- **Task description**:
Pull out every line below holding the word "ВВЕДЕН".

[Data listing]
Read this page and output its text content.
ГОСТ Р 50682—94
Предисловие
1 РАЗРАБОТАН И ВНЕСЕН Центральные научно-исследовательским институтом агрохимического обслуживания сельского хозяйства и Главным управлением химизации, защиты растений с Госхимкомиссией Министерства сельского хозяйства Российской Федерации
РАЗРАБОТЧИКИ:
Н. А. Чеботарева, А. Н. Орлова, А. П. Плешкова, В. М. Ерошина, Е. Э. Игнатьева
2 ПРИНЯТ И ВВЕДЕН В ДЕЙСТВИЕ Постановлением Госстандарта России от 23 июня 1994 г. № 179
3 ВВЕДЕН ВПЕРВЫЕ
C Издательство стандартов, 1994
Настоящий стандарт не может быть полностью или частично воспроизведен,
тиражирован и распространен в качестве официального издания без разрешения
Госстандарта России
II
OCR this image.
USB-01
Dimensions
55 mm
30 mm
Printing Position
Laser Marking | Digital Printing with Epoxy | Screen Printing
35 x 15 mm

- **Answer to the exercise**:
2 ПРИНЯТ И ВВЕДЕН В ДЕЙСТВИЕ Постановлением Госстандарта России от 23 июня 1994 г. № 179
3 ВВЕДЕН ВПЕРВЫЕ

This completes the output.